> WHAT YOU NEED TO DO
Although the records include pictures, print only the rest, exactly as written.

**********

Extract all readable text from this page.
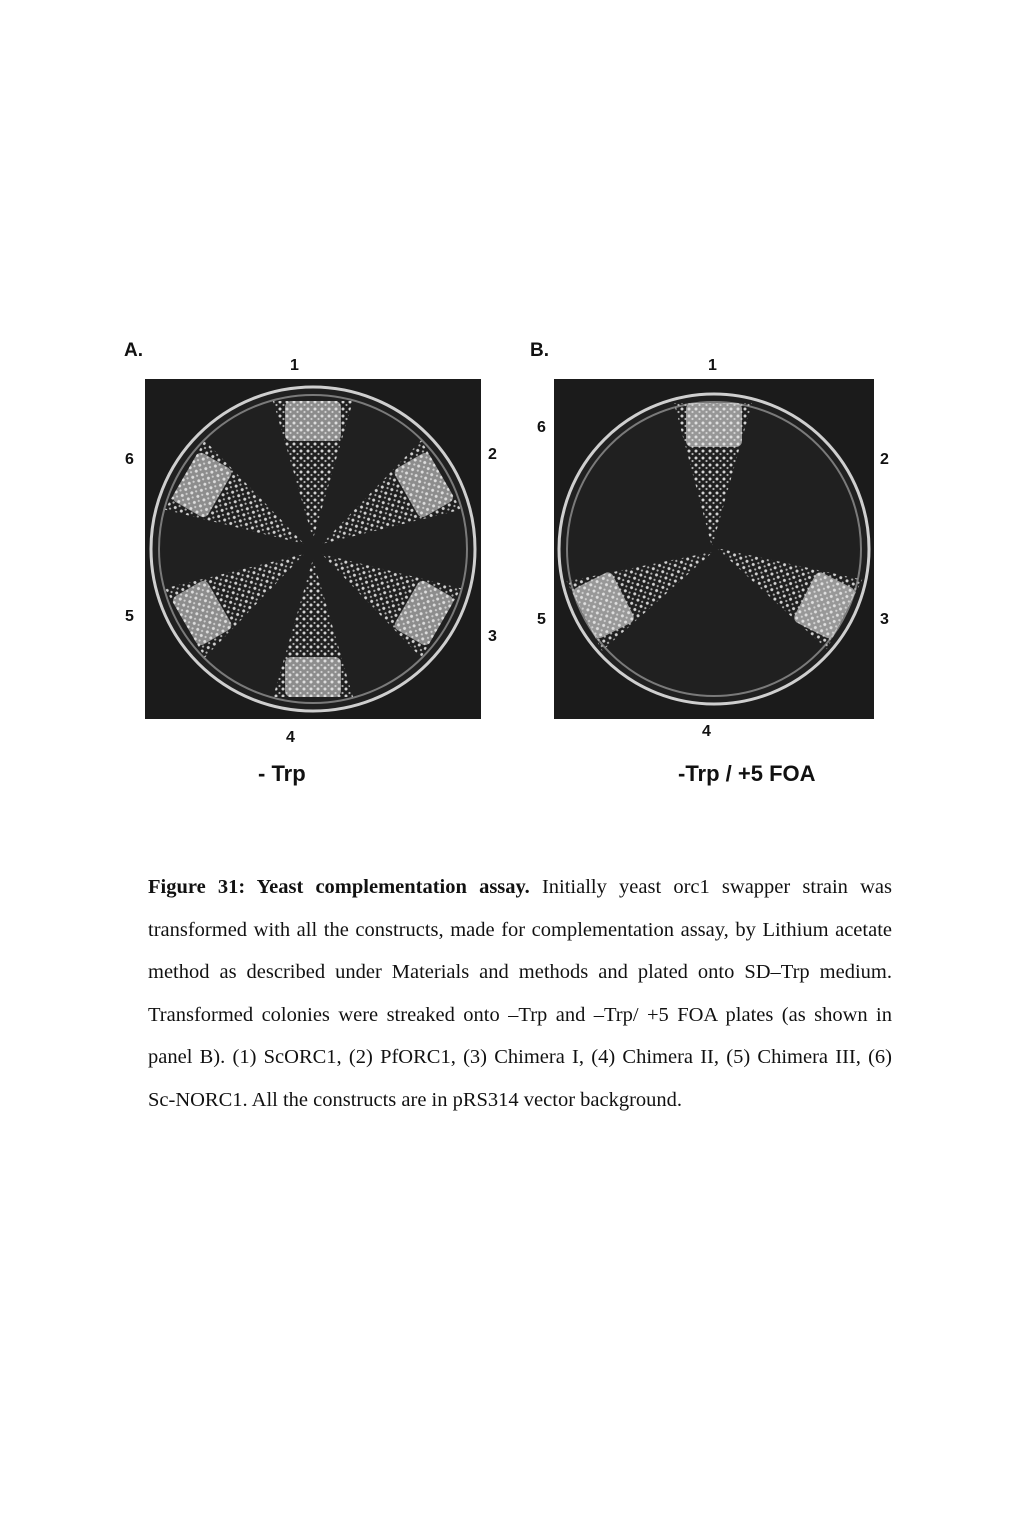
A.
1
2
3
4
5
6
- Trp
B.
1
2
3
4
5
6
-Trp / +5 FOA
Figure 31: Yeast complementation assay. Initially yeast orc1 swapper strain was transformed with all the constructs, made for complementation assay, by Lithium acetate method as described under Materials and methods and plated onto SD–Trp medium. Transformed colonies were streaked onto –Trp and –Trp/ +5 FOA plates (as shown in panel B). (1) ScORC1, (2) PfORC1, (3) Chimera I, (4) Chimera II, (5) Chimera III, (6) Sc-NORC1. All the constructs are in pRS314 vector background.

**********

> FINISHED EXERCISE
Extract all readable text from this page.
A.
1
2
3
4
5
6
- Trp
B.
1
2
3
4
5
6
-Trp / +5 FOA
Figure 31: Yeast complementation assay. Initially yeast orc1 swapper strain was transformed with all the constructs, made for complementation assay, by Lithium acetate method as described under Materials and methods and plated onto SD–Trp medium. Transformed colonies were streaked onto –Trp and –Trp/ +5 FOA plates (as shown in panel B). (1) ScORC1, (2) PfORC1, (3) Chimera I, (4) Chimera II, (5) Chimera III, (6) Sc-NORC1. All the constructs are in pRS314 vector background.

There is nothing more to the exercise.